### Exercise details
Within the entries that follow, show each line where the word "change" occurs.

Entries from a visual dataset
★ ★ ★ ★ ★ ★ ★

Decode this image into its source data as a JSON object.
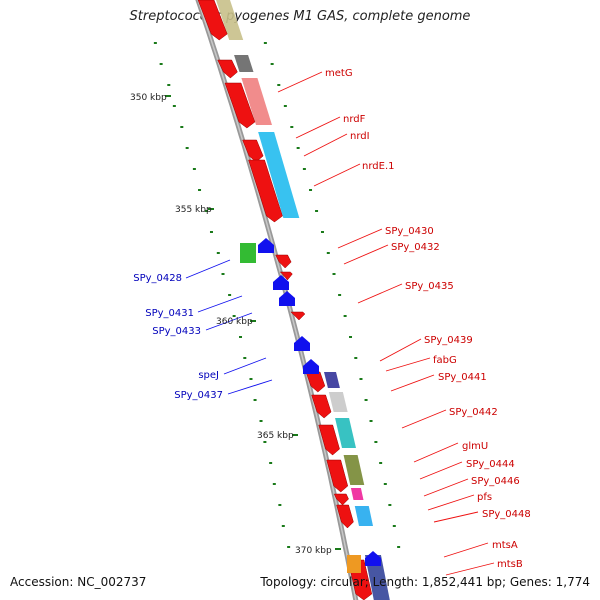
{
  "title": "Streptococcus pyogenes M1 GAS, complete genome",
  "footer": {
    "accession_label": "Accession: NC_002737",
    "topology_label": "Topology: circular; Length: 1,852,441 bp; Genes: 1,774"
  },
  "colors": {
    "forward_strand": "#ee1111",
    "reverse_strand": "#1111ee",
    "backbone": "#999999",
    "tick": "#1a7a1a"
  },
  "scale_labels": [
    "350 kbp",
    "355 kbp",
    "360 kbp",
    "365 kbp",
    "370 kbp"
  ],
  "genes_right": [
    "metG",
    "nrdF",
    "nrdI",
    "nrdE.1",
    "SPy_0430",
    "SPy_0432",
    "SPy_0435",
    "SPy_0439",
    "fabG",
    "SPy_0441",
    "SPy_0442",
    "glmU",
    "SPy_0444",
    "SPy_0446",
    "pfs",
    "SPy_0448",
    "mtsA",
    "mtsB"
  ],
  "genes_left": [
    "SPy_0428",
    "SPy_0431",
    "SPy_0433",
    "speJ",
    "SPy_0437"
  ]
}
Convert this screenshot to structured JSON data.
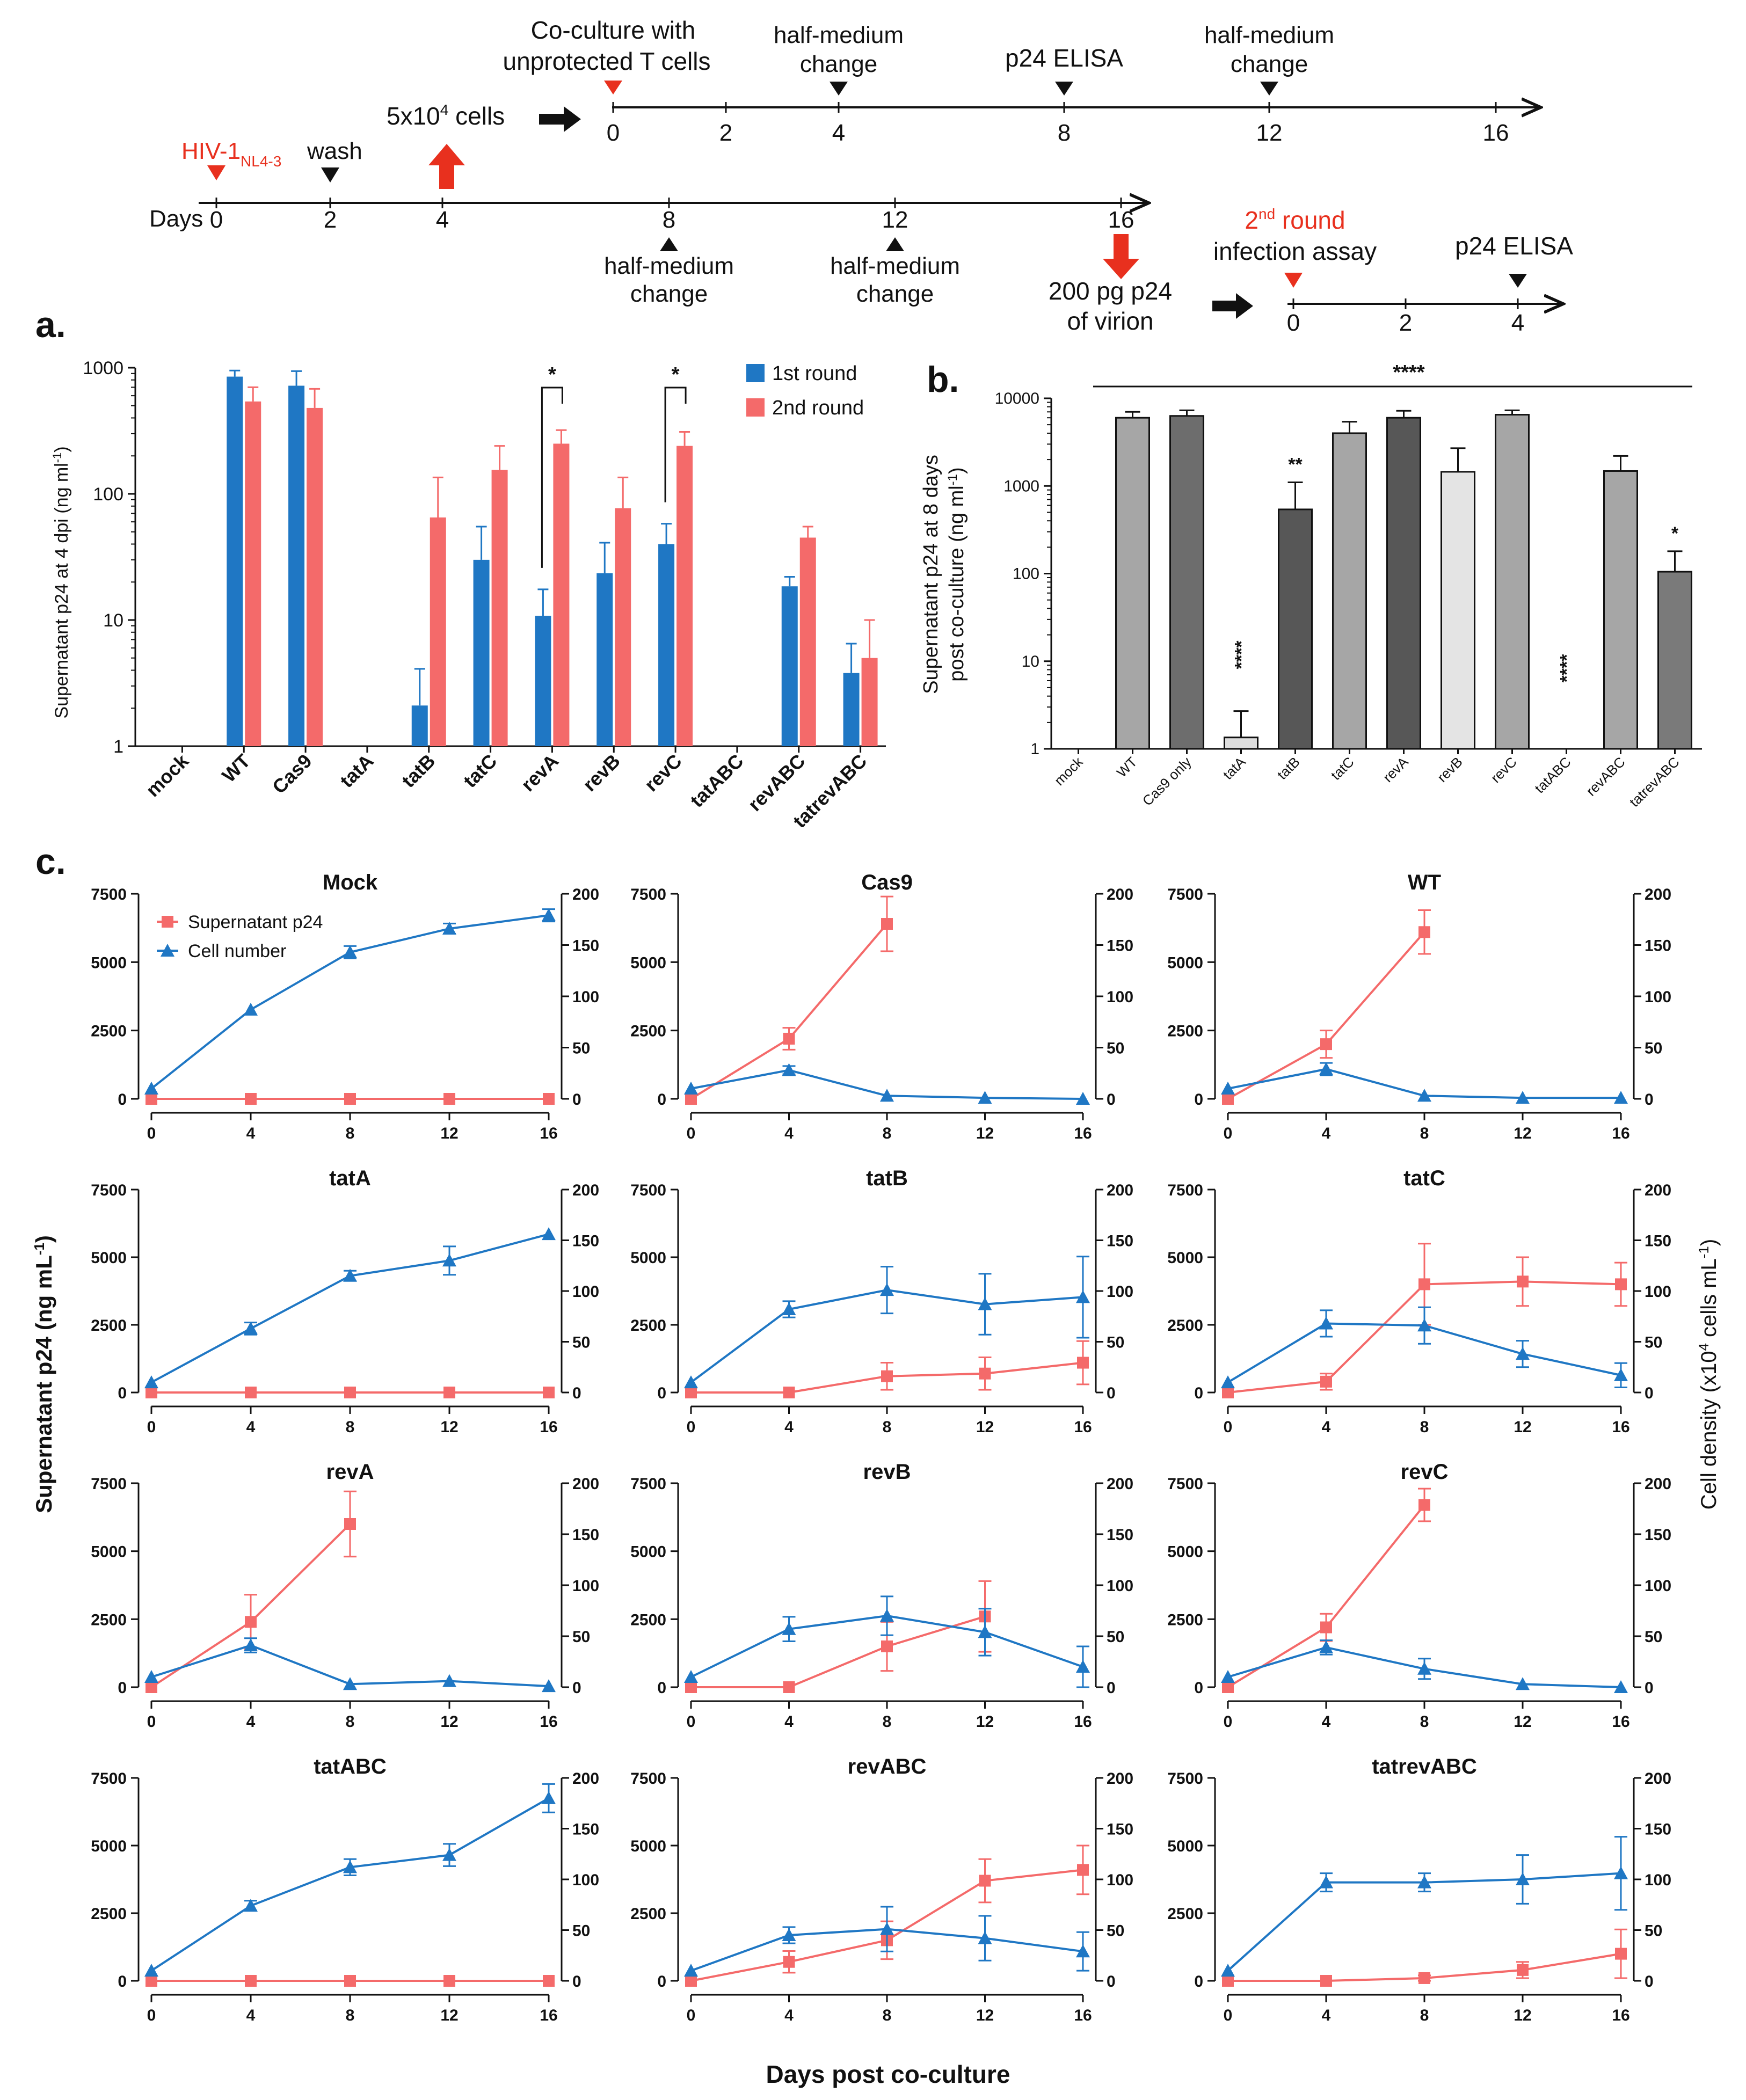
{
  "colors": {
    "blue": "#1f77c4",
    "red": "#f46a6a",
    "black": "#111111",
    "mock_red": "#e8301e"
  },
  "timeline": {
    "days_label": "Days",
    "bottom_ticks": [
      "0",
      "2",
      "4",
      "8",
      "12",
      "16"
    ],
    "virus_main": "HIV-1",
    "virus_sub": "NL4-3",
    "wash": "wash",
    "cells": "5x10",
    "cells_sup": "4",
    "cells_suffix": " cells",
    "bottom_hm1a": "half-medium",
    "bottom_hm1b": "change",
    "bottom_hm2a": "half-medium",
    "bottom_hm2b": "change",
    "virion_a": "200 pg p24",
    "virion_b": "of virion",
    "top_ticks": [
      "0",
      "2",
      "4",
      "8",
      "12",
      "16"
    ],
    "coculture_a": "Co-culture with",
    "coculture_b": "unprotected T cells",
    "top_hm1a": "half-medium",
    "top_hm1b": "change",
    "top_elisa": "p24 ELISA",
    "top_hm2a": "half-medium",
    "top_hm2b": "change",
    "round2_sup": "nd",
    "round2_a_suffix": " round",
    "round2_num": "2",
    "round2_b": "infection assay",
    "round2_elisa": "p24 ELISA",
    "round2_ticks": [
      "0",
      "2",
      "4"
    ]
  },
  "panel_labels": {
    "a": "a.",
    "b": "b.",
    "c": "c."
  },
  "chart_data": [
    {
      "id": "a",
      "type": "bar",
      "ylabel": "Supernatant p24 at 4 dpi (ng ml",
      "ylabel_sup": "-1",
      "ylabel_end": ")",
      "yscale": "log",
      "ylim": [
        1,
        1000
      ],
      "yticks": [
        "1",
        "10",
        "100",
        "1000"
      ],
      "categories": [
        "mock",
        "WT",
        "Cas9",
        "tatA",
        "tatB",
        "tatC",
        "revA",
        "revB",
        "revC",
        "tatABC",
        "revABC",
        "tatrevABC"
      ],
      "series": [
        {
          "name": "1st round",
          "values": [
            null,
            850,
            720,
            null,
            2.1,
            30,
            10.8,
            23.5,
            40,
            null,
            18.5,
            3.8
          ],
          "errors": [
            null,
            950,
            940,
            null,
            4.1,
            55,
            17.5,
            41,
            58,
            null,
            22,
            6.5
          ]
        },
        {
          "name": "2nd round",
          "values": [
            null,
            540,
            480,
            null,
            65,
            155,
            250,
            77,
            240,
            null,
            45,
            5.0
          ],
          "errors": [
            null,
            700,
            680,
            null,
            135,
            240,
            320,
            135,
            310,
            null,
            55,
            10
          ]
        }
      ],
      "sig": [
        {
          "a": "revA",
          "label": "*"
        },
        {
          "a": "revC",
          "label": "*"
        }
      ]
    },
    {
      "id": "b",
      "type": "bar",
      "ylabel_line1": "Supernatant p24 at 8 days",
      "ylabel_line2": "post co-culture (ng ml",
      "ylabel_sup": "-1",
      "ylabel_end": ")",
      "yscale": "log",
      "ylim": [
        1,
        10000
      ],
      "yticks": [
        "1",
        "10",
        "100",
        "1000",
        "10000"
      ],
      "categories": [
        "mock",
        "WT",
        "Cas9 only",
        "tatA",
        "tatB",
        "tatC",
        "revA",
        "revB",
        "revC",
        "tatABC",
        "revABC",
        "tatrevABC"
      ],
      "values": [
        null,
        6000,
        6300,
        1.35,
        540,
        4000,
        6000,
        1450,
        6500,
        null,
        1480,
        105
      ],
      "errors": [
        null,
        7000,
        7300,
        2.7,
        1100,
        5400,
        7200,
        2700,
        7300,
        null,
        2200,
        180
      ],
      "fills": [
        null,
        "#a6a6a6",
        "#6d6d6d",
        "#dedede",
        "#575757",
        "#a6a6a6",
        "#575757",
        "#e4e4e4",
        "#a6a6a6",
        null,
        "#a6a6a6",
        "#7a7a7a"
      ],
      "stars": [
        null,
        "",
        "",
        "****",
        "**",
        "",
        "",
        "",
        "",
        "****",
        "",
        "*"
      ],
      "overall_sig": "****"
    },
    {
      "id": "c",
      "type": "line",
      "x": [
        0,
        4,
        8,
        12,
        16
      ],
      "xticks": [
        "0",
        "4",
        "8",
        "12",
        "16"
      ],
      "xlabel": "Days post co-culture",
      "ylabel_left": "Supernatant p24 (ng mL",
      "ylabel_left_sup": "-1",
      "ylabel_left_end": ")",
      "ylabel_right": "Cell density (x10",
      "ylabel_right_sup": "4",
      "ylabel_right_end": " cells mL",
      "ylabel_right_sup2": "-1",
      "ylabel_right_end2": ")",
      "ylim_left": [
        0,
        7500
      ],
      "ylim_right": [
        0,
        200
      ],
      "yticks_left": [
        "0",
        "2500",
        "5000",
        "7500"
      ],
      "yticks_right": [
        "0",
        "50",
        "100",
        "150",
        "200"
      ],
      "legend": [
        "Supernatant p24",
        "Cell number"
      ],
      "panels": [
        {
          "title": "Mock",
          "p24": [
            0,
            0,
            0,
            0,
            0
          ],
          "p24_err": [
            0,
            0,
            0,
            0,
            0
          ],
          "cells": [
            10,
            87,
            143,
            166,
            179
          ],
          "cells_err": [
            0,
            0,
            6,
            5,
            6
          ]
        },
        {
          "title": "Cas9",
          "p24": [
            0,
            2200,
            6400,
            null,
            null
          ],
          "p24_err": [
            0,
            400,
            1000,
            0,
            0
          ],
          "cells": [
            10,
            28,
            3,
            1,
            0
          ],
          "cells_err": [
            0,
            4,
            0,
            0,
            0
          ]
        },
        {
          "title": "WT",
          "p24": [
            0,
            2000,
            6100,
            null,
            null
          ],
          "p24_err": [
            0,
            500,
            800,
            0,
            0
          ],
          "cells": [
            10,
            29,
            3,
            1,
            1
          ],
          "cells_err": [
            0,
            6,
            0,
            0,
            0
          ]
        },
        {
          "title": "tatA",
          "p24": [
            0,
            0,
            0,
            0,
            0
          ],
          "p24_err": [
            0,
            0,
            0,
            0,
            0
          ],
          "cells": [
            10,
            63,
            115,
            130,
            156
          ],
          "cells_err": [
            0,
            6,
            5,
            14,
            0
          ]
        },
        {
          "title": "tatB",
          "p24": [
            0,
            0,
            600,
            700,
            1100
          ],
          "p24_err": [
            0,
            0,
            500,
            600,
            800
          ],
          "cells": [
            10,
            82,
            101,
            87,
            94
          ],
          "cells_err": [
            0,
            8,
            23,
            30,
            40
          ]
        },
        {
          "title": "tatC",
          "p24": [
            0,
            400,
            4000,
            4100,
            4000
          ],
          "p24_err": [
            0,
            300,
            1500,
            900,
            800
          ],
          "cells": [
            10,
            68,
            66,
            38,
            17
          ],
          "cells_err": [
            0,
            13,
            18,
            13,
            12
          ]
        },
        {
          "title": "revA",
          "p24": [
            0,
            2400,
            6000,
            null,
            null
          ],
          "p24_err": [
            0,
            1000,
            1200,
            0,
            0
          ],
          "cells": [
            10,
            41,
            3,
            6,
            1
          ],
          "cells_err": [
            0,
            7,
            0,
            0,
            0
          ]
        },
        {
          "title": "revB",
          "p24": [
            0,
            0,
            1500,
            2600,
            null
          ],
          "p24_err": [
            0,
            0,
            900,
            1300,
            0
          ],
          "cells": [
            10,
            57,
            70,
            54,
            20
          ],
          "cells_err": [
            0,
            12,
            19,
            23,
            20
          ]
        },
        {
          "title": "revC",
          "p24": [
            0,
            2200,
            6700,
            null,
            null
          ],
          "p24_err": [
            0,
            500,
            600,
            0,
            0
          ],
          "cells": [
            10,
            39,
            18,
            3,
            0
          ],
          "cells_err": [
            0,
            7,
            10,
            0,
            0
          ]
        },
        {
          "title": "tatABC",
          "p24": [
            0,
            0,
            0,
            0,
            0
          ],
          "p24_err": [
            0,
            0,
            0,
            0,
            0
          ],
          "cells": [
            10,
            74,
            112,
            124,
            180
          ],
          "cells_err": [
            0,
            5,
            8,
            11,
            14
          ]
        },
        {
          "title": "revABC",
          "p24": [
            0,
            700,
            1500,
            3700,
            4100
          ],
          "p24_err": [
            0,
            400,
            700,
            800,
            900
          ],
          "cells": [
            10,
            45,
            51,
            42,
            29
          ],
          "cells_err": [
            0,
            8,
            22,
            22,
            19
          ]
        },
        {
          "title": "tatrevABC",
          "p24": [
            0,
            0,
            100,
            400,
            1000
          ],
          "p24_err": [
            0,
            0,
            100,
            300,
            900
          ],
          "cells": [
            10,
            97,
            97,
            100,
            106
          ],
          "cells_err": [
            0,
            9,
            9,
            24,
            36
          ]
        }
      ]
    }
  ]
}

★ ★ ★ ★ ★ ★ ★

### Answer box
    "bottom_hm1b": "change",
    "bottom_hm2b": "change",
    "top_hm1b": "change",
    "top_hm2b": "change",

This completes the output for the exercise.